Excerpt from a dataset
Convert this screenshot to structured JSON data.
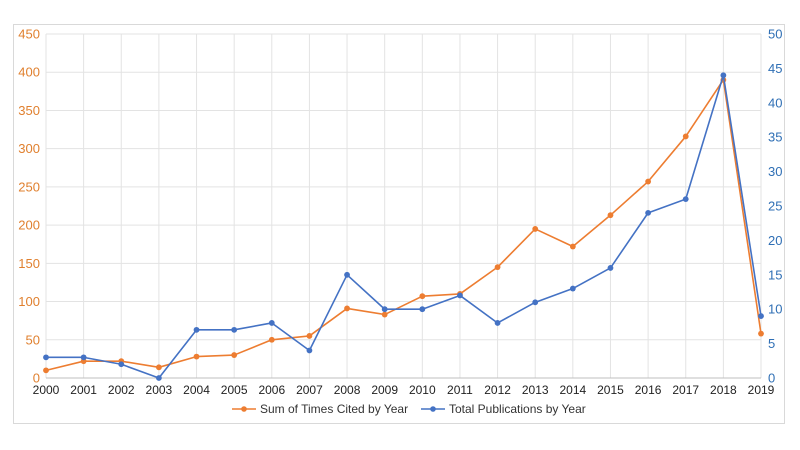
{
  "chart_data": {
    "type": "line",
    "title": "",
    "xlabel": "",
    "ylabel": "",
    "categories": [
      "2000",
      "2001",
      "2002",
      "2003",
      "2004",
      "2005",
      "2006",
      "2007",
      "2008",
      "2009",
      "2010",
      "2011",
      "2012",
      "2013",
      "2014",
      "2015",
      "2016",
      "2017",
      "2018",
      "2019"
    ],
    "y_left_lim": [
      0,
      450
    ],
    "y_left_ticks": [
      0,
      50,
      100,
      150,
      200,
      250,
      300,
      350,
      400,
      450
    ],
    "y_right_lim": [
      0,
      50
    ],
    "y_right_ticks": [
      0,
      5,
      10,
      15,
      20,
      25,
      30,
      35,
      40,
      45,
      50
    ],
    "grid": true,
    "legend_position": "bottom",
    "series": [
      {
        "name": "Sum of Times Cited by Year",
        "axis": "left",
        "color": "#ed7d31",
        "values": [
          10,
          22,
          22,
          14,
          28,
          30,
          50,
          55,
          91,
          83,
          107,
          110,
          145,
          195,
          172,
          213,
          257,
          316,
          390,
          58
        ]
      },
      {
        "name": "Total Publications by Year",
        "axis": "right",
        "color": "#4472c4",
        "values": [
          3,
          3,
          2,
          0,
          7,
          7,
          8,
          4,
          15,
          10,
          10,
          12,
          8,
          11,
          13,
          16,
          24,
          26,
          44,
          9
        ]
      }
    ]
  }
}
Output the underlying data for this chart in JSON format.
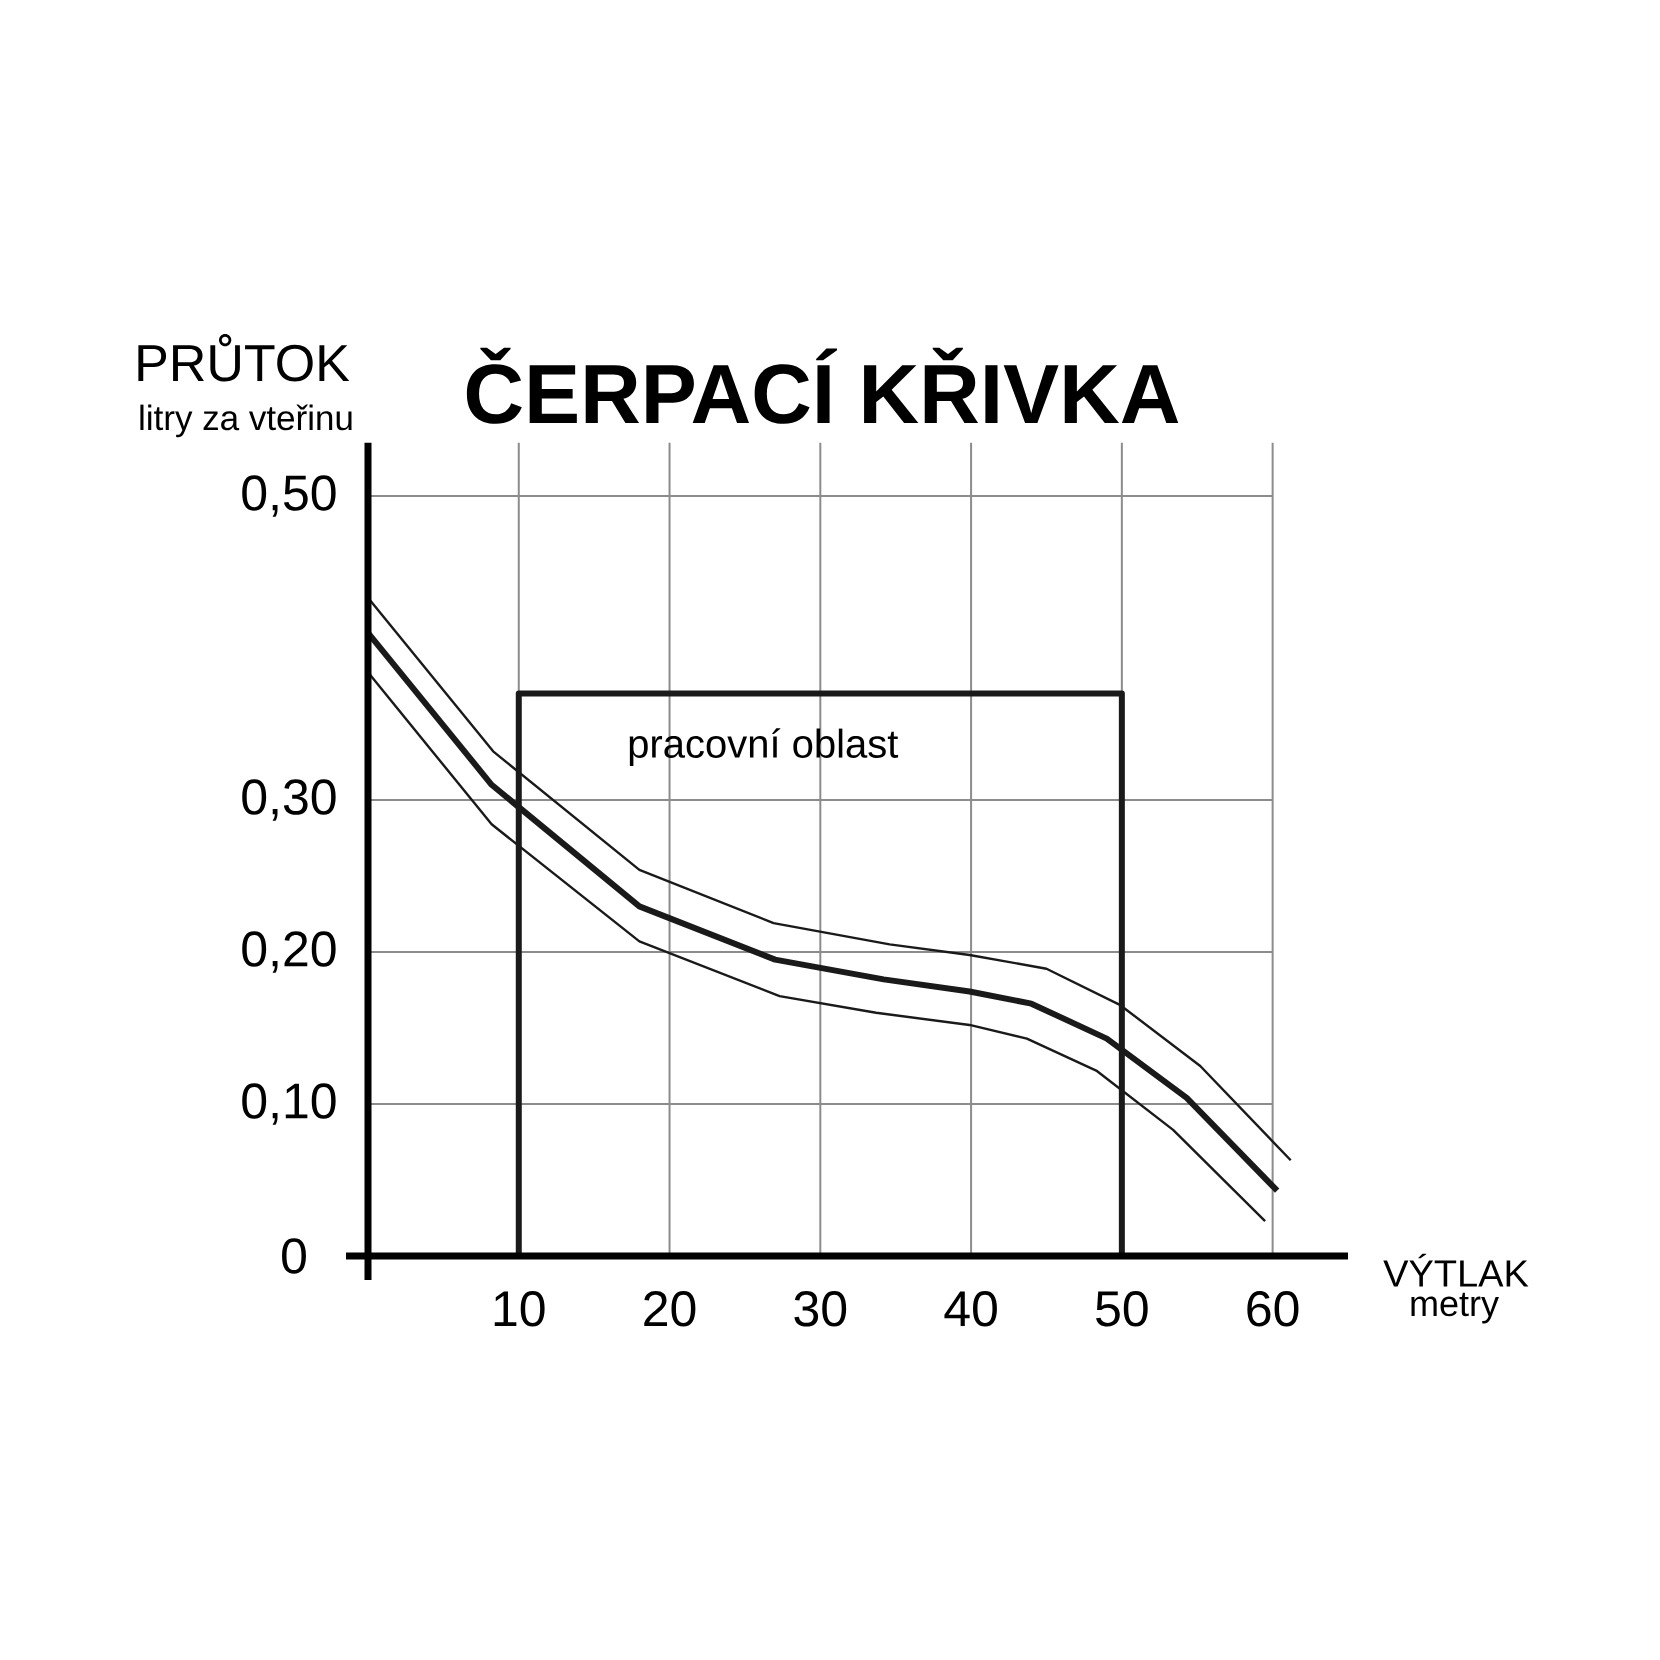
{
  "chart_data": {
    "type": "line",
    "title": "ČERPACÍ KŘIVKA",
    "xlabel": "VÝTLAK",
    "ylabel": "PRŮTOK",
    "annotations": [
      "litry za vteřinu",
      "metry"
    ],
    "xlim": [
      0,
      65
    ],
    "ylim": [
      0,
      0.535
    ],
    "xticks": [
      10,
      20,
      30,
      40,
      50,
      60
    ],
    "yticks": [
      {
        "value": 0,
        "label": "0"
      },
      {
        "value": 0.1,
        "label": "0,10"
      },
      {
        "value": 0.2,
        "label": "0,20"
      },
      {
        "value": 0.3,
        "label": "0,30"
      },
      {
        "value": 0.5,
        "label": "0,50"
      }
    ],
    "grid": true,
    "series": [
      {
        "color": "#1a1a1a",
        "x": [
          0,
          8.2,
          18,
          27,
          34.2,
          39.9,
          44,
          49,
          54.3,
          60.3
        ],
        "values": [
          0.41,
          0.31,
          0.23,
          0.195,
          0.182,
          0.174,
          0.166,
          0.143,
          0.104,
          0.043
        ]
      },
      {
        "color": "#1a1a1a",
        "x": [
          0,
          8.3,
          18,
          26.9,
          34.6,
          39.9,
          45,
          49.9,
          55.2,
          61.2
        ],
        "values": [
          0.433,
          0.332,
          0.254,
          0.219,
          0.205,
          0.198,
          0.189,
          0.165,
          0.125,
          0.063
        ]
      },
      {
        "color": "#1a1a1a",
        "x": [
          0,
          8.2,
          18,
          27.3,
          33.7,
          39.9,
          43.7,
          48.3,
          53.4,
          59.5
        ],
        "values": [
          0.384,
          0.284,
          0.207,
          0.171,
          0.16,
          0.152,
          0.143,
          0.122,
          0.083,
          0.023
        ]
      },
      {
        "name": "pracovní oblast",
        "color": "#1a1a1a",
        "x": [
          10,
          10,
          50,
          50
        ],
        "values": [
          0,
          0.37,
          0.37,
          0
        ]
      }
    ]
  }
}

--- Exercise ---
How many of the lines above hold the word "Year"? Give only that number.

--- Exercise output ---
2